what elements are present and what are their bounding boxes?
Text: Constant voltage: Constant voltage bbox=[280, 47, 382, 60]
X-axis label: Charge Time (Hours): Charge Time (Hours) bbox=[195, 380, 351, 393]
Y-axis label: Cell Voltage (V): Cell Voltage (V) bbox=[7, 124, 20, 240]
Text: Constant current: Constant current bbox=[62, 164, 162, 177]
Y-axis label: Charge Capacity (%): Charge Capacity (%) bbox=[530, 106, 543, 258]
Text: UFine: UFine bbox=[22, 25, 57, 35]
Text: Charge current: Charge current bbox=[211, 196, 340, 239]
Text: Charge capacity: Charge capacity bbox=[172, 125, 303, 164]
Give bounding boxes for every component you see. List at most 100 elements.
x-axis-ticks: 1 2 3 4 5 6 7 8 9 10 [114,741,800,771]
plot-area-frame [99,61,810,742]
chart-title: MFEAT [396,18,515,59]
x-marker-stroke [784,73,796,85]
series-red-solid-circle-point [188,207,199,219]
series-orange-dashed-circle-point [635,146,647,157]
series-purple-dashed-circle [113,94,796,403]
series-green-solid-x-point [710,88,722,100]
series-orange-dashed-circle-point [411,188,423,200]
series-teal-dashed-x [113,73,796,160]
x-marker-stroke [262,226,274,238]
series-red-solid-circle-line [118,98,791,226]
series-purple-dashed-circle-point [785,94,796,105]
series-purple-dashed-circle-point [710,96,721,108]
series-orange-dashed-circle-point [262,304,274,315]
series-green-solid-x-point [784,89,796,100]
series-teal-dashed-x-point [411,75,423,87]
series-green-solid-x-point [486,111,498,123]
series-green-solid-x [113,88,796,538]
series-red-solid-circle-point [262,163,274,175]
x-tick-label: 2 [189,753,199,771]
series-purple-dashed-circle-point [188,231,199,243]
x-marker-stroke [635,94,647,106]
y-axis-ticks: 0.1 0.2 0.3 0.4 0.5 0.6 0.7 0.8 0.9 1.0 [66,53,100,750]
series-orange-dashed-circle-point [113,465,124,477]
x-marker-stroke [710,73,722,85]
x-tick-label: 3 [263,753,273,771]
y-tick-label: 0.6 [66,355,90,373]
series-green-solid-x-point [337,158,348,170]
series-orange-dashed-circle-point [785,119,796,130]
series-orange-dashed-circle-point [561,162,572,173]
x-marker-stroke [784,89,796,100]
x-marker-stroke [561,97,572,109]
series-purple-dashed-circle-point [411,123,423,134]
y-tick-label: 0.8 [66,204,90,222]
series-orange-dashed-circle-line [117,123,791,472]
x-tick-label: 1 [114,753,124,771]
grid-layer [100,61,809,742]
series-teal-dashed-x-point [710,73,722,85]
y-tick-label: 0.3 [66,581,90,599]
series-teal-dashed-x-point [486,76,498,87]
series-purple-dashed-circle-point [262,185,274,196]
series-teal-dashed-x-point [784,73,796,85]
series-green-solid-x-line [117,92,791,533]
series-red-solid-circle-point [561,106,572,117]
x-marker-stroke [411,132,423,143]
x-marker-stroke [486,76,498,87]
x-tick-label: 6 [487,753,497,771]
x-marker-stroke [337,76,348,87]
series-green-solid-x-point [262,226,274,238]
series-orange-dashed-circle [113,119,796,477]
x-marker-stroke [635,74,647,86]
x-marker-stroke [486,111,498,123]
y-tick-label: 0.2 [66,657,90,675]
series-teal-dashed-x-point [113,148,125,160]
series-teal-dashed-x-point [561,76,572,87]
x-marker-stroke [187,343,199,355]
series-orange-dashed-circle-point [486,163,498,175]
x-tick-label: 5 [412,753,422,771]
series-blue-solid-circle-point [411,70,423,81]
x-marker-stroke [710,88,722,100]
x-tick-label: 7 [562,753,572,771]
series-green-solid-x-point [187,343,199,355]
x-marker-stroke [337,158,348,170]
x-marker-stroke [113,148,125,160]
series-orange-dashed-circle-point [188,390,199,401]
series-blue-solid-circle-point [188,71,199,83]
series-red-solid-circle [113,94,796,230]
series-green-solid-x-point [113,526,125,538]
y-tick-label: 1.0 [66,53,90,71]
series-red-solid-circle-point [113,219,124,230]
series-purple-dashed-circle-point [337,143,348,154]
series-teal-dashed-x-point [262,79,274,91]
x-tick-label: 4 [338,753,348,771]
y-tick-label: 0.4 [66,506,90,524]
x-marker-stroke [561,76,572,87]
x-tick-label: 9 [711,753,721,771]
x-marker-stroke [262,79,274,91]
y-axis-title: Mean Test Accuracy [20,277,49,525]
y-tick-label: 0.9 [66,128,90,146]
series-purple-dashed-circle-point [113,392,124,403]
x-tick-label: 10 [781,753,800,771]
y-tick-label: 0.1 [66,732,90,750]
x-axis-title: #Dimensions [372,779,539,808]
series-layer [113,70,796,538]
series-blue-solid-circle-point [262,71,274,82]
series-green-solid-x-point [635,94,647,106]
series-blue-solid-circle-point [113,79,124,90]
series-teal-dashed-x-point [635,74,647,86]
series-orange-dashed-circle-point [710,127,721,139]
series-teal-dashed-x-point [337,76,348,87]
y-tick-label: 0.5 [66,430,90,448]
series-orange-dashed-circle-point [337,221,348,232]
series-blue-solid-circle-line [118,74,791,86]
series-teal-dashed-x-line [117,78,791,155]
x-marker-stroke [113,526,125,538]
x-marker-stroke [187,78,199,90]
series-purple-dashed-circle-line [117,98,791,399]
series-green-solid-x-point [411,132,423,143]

———

PROBLEM TO WORK ON - Please reproduce all of the data above word for word, line by line.

SOLUTION -
what elements are present and what are their bounding boxes?
Text: Constant voltage: Constant voltage bbox=[280, 47, 382, 60]
X-axis label: Charge Time (Hours): Charge Time (Hours) bbox=[195, 380, 351, 393]
Y-axis label: Cell Voltage (V): Cell Voltage (V) bbox=[7, 124, 20, 240]
Text: Constant current: Constant current bbox=[62, 164, 162, 177]
Y-axis label: Charge Capacity (%): Charge Capacity (%) bbox=[530, 106, 543, 258]
Text: UFine: UFine bbox=[22, 25, 57, 35]
Text: Charge current: Charge current bbox=[211, 196, 340, 239]
Text: Charge capacity: Charge capacity bbox=[172, 125, 303, 164]
Give bounding boxes for every component you see. List at most 100 elements.
x-axis-ticks: 1 2 3 4 5 6 7 8 9 10 [114,741,800,771]
plot-area-frame [99,61,810,742]
chart-title: MFEAT [396,18,515,59]
x-marker-stroke [784,73,796,85]
series-red-solid-circle-point [188,207,199,219]
series-orange-dashed-circle-point [635,146,647,157]
series-purple-dashed-circle [113,94,796,403]
series-green-solid-x-point [710,88,722,100]
series-orange-dashed-circle-point [411,188,423,200]
series-teal-dashed-x [113,73,796,160]
x-marker-stroke [262,226,274,238]
series-red-solid-circle-line [118,98,791,226]
series-purple-dashed-circle-point [785,94,796,105]
series-purple-dashed-circle-point [710,96,721,108]
series-orange-dashed-circle-point [262,304,274,315]
series-green-solid-x-point [784,89,796,100]
series-teal-dashed-x-point [411,75,423,87]
series-green-solid-x-point [486,111,498,123]
series-green-solid-x [113,88,796,538]
series-red-solid-circle-point [262,163,274,175]
x-tick-label: 2 [189,753,199,771]
series-purple-dashed-circle-point [188,231,199,243]
x-marker-stroke [635,94,647,106]
y-axis-ticks: 0.1 0.2 0.3 0.4 0.5 0.6 0.7 0.8 0.9 1.0 [66,53,100,750]
series-orange-dashed-circle-point [113,465,124,477]
x-marker-stroke [710,73,722,85]
x-tick-label: 3 [263,753,273,771]
y-tick-label: 0.6 [66,355,90,373]
series-green-solid-x-point [337,158,348,170]
series-orange-dashed-circle-point [785,119,796,130]
series-orange-dashed-circle-point [561,162,572,173]
x-marker-stroke [784,89,796,100]
x-marker-stroke [561,97,572,109]
series-purple-dashed-circle-point [411,123,423,134]
y-tick-label: 0.8 [66,204,90,222]
series-orange-dashed-circle-line [117,123,791,472]
x-tick-label: 1 [114,753,124,771]
grid-layer [100,61,809,742]
series-teal-dashed-x-point [710,73,722,85]
y-tick-label: 0.3 [66,581,90,599]
series-teal-dashed-x-point [486,76,498,87]
series-purple-dashed-circle-point [262,185,274,196]
series-teal-dashed-x-point [784,73,796,85]
series-green-solid-x-line [117,92,791,533]
series-red-solid-circle-point [561,106,572,117]
x-marker-stroke [411,132,423,143]
x-marker-stroke [486,76,498,87]
x-tick-label: 6 [487,753,497,771]
x-marker-stroke [337,76,348,87]
series-green-solid-x-point [262,226,274,238]
series-orange-dashed-circle [113,119,796,477]
x-marker-stroke [635,74,647,86]
x-marker-stroke [486,111,498,123]
y-tick-label: 0.2 [66,657,90,675]
series-teal-dashed-x-point [113,148,125,160]
series-teal-dashed-x-point [561,76,572,87]
x-marker-stroke [187,343,199,355]
series-orange-dashed-circle-point [486,163,498,175]
x-tick-label: 5 [412,753,422,771]
series-blue-solid-circle-point [411,70,423,81]
x-marker-stroke [710,88,722,100]
x-tick-label: 7 [562,753,572,771]
series-green-solid-x-point [187,343,199,355]
x-marker-stroke [337,158,348,170]
x-marker-stroke [113,148,125,160]
series-orange-dashed-circle-point [188,390,199,401]
series-blue-solid-circle-point [188,71,199,83]
series-red-solid-circle [113,94,796,230]
series-green-solid-x-point [113,526,125,538]
y-tick-label: 1.0 [66,53,90,71]
series-red-solid-circle-point [113,219,124,230]
series-purple-dashed-circle-point [337,143,348,154]
series-teal-dashed-x-point [262,79,274,91]
x-tick-label: 4 [338,753,348,771]
y-tick-label: 0.4 [66,506,90,524]
x-marker-stroke [561,76,572,87]
x-tick-label: 9 [711,753,721,771]
x-marker-stroke [262,79,274,91]
y-axis-title: Mean Test Accuracy [20,277,49,525]
y-tick-label: 0.9 [66,128,90,146]
series-purple-dashed-circle-point [113,392,124,403]
x-tick-label: 10 [781,753,800,771]
y-tick-label: 0.1 [66,732,90,750]
x-axis-title: #Dimensions [372,779,539,808]
series-layer [113,70,796,538]
series-blue-solid-circle-point [262,71,274,82]
series-green-solid-x-point [635,94,647,106]
series-blue-solid-circle-point [113,79,124,90]
series-teal-dashed-x-point [635,74,647,86]
series-orange-dashed-circle-point [710,127,721,139]
series-teal-dashed-x-point [337,76,348,87]
y-tick-label: 0.5 [66,430,90,448]
series-orange-dashed-circle-point [337,221,348,232]
series-blue-solid-circle-line [118,74,791,86]
series-teal-dashed-x-line [117,78,791,155]
x-marker-stroke [113,526,125,538]
x-marker-stroke [187,78,199,90]
series-purple-dashed-circle-line [117,98,791,399]
series-green-solid-x-point [411,132,423,143]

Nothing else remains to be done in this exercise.